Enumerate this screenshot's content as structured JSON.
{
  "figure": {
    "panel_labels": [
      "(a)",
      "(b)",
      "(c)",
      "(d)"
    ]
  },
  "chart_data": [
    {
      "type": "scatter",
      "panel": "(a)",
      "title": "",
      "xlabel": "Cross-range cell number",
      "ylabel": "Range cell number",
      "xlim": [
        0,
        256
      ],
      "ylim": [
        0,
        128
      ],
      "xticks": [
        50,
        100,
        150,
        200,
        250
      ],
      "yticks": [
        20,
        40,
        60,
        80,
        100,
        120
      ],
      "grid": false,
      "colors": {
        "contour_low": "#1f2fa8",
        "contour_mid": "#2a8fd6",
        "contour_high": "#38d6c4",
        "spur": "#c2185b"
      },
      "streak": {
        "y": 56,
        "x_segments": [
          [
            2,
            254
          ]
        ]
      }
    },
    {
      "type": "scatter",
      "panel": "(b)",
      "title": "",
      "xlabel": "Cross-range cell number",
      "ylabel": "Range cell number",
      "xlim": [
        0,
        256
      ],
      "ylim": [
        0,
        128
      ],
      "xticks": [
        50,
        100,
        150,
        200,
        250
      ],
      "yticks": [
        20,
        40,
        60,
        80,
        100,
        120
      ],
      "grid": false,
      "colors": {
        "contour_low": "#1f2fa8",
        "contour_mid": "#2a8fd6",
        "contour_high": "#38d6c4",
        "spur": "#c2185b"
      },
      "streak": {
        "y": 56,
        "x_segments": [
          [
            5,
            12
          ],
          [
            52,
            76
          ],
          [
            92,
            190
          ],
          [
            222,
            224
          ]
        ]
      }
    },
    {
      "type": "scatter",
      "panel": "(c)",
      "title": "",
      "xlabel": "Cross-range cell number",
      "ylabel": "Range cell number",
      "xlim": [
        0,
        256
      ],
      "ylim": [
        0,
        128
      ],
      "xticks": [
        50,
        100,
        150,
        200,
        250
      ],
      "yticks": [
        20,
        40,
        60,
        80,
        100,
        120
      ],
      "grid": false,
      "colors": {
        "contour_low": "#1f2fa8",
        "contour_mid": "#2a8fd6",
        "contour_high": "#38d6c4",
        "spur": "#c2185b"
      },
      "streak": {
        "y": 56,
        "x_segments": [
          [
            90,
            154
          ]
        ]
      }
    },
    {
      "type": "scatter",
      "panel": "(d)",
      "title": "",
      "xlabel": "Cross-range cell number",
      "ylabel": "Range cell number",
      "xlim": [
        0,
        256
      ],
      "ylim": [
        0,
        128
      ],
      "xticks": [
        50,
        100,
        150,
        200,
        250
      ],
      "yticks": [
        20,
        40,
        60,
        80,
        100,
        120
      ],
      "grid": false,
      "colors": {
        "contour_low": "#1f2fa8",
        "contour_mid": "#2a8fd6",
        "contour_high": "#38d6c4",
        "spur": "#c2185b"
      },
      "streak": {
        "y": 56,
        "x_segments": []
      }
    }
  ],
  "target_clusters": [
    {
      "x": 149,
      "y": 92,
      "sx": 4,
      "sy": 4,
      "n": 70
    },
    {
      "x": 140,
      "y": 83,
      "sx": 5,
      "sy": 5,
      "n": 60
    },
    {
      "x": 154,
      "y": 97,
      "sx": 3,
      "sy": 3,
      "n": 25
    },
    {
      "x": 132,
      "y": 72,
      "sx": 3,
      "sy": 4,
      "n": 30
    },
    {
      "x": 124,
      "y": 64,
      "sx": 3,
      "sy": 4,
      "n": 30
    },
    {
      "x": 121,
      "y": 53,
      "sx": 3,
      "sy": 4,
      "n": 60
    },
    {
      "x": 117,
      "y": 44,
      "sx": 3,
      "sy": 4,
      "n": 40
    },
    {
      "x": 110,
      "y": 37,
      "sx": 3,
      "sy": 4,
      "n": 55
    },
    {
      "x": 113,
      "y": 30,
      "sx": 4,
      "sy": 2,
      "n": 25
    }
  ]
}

════════════════════

◆ Exercise:
Retype the listing above in full, with no alterations.

◆ Task response:
Enumerate this screenshot's content as structured JSON.
{
  "figure": {
    "panel_labels": [
      "(a)",
      "(b)",
      "(c)",
      "(d)"
    ]
  },
  "chart_data": [
    {
      "type": "scatter",
      "panel": "(a)",
      "title": "",
      "xlabel": "Cross-range cell number",
      "ylabel": "Range cell number",
      "xlim": [
        0,
        256
      ],
      "ylim": [
        0,
        128
      ],
      "xticks": [
        50,
        100,
        150,
        200,
        250
      ],
      "yticks": [
        20,
        40,
        60,
        80,
        100,
        120
      ],
      "grid": false,
      "colors": {
        "contour_low": "#1f2fa8",
        "contour_mid": "#2a8fd6",
        "contour_high": "#38d6c4",
        "spur": "#c2185b"
      },
      "streak": {
        "y": 56,
        "x_segments": [
          [
            2,
            254
          ]
        ]
      }
    },
    {
      "type": "scatter",
      "panel": "(b)",
      "title": "",
      "xlabel": "Cross-range cell number",
      "ylabel": "Range cell number",
      "xlim": [
        0,
        256
      ],
      "ylim": [
        0,
        128
      ],
      "xticks": [
        50,
        100,
        150,
        200,
        250
      ],
      "yticks": [
        20,
        40,
        60,
        80,
        100,
        120
      ],
      "grid": false,
      "colors": {
        "contour_low": "#1f2fa8",
        "contour_mid": "#2a8fd6",
        "contour_high": "#38d6c4",
        "spur": "#c2185b"
      },
      "streak": {
        "y": 56,
        "x_segments": [
          [
            5,
            12
          ],
          [
            52,
            76
          ],
          [
            92,
            190
          ],
          [
            222,
            224
          ]
        ]
      }
    },
    {
      "type": "scatter",
      "panel": "(c)",
      "title": "",
      "xlabel": "Cross-range cell number",
      "ylabel": "Range cell number",
      "xlim": [
        0,
        256
      ],
      "ylim": [
        0,
        128
      ],
      "xticks": [
        50,
        100,
        150,
        200,
        250
      ],
      "yticks": [
        20,
        40,
        60,
        80,
        100,
        120
      ],
      "grid": false,
      "colors": {
        "contour_low": "#1f2fa8",
        "contour_mid": "#2a8fd6",
        "contour_high": "#38d6c4",
        "spur": "#c2185b"
      },
      "streak": {
        "y": 56,
        "x_segments": [
          [
            90,
            154
          ]
        ]
      }
    },
    {
      "type": "scatter",
      "panel": "(d)",
      "title": "",
      "xlabel": "Cross-range cell number",
      "ylabel": "Range cell number",
      "xlim": [
        0,
        256
      ],
      "ylim": [
        0,
        128
      ],
      "xticks": [
        50,
        100,
        150,
        200,
        250
      ],
      "yticks": [
        20,
        40,
        60,
        80,
        100,
        120
      ],
      "grid": false,
      "colors": {
        "contour_low": "#1f2fa8",
        "contour_mid": "#2a8fd6",
        "contour_high": "#38d6c4",
        "spur": "#c2185b"
      },
      "streak": {
        "y": 56,
        "x_segments": []
      }
    }
  ],
  "target_clusters": [
    {
      "x": 149,
      "y": 92,
      "sx": 4,
      "sy": 4,
      "n": 70
    },
    {
      "x": 140,
      "y": 83,
      "sx": 5,
      "sy": 5,
      "n": 60
    },
    {
      "x": 154,
      "y": 97,
      "sx": 3,
      "sy": 3,
      "n": 25
    },
    {
      "x": 132,
      "y": 72,
      "sx": 3,
      "sy": 4,
      "n": 30
    },
    {
      "x": 124,
      "y": 64,
      "sx": 3,
      "sy": 4,
      "n": 30
    },
    {
      "x": 121,
      "y": 53,
      "sx": 3,
      "sy": 4,
      "n": 60
    },
    {
      "x": 117,
      "y": 44,
      "sx": 3,
      "sy": 4,
      "n": 40
    },
    {
      "x": 110,
      "y": 37,
      "sx": 3,
      "sy": 4,
      "n": 55
    },
    {
      "x": 113,
      "y": 30,
      "sx": 4,
      "sy": 2,
      "n": 25
    }
  ]
}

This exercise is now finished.